- **Goal**:
Extract all lines containing "Count".

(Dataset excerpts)
■ ■ ■
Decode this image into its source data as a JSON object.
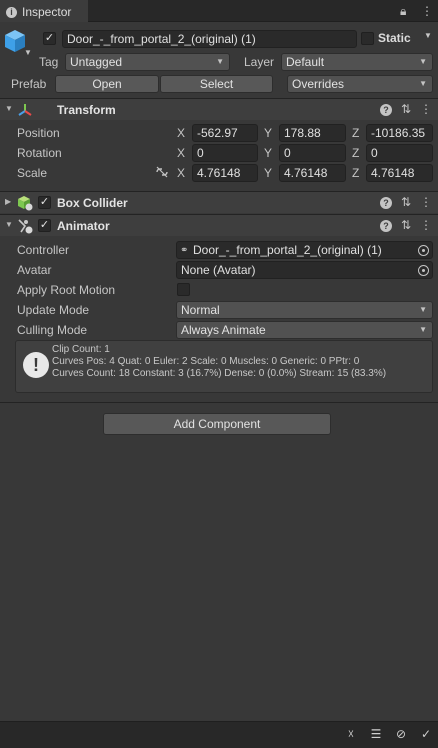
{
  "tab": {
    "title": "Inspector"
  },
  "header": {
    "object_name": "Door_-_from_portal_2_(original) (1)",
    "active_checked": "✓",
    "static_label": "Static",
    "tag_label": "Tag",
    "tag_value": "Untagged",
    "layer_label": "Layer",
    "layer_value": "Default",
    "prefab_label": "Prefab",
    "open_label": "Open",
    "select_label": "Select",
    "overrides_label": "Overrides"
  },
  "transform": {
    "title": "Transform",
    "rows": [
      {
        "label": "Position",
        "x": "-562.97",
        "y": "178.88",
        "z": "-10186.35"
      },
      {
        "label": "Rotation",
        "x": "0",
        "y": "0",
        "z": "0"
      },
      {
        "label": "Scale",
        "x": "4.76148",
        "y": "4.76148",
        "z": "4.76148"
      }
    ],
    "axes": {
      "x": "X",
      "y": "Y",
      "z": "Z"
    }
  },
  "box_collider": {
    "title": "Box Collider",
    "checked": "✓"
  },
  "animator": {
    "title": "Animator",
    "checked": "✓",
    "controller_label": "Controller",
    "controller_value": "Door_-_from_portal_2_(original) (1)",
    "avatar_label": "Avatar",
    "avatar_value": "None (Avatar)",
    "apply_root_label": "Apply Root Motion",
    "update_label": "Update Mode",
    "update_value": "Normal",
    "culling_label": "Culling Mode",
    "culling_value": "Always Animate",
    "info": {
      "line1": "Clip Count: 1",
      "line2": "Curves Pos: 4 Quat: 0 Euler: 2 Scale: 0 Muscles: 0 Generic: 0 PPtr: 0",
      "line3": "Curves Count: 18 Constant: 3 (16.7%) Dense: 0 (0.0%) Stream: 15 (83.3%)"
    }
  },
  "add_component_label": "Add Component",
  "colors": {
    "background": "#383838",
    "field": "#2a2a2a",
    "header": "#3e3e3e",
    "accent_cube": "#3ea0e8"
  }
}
■ ■ ■
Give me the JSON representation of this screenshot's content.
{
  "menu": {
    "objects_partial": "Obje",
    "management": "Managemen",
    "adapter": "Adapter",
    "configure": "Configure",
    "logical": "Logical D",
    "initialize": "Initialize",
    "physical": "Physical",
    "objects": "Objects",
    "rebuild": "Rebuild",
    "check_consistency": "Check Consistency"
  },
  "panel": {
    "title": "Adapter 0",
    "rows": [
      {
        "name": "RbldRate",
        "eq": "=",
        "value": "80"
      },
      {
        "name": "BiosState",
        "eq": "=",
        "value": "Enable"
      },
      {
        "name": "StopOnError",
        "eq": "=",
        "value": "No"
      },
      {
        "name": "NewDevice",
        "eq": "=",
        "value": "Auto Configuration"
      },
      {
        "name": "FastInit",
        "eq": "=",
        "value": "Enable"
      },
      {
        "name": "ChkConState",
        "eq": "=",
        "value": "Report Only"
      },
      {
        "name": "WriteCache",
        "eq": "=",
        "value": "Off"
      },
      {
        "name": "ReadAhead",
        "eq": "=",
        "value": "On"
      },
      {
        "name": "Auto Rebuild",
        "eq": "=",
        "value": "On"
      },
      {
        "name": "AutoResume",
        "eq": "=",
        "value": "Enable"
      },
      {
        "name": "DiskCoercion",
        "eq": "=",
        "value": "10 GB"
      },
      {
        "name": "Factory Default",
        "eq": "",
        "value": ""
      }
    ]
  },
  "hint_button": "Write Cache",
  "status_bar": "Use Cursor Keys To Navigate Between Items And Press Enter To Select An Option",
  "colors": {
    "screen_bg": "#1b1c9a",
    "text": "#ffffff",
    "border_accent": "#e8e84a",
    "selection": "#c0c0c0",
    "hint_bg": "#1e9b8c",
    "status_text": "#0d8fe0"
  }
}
■ ■ ■
- **The solution**:
      "line1": "Clip Count: 1",
      "line3": "Curves Count: 18 Constant: 3 (16.7%) Dense: 0 (0.0%) Stream: 15 (83.3%)"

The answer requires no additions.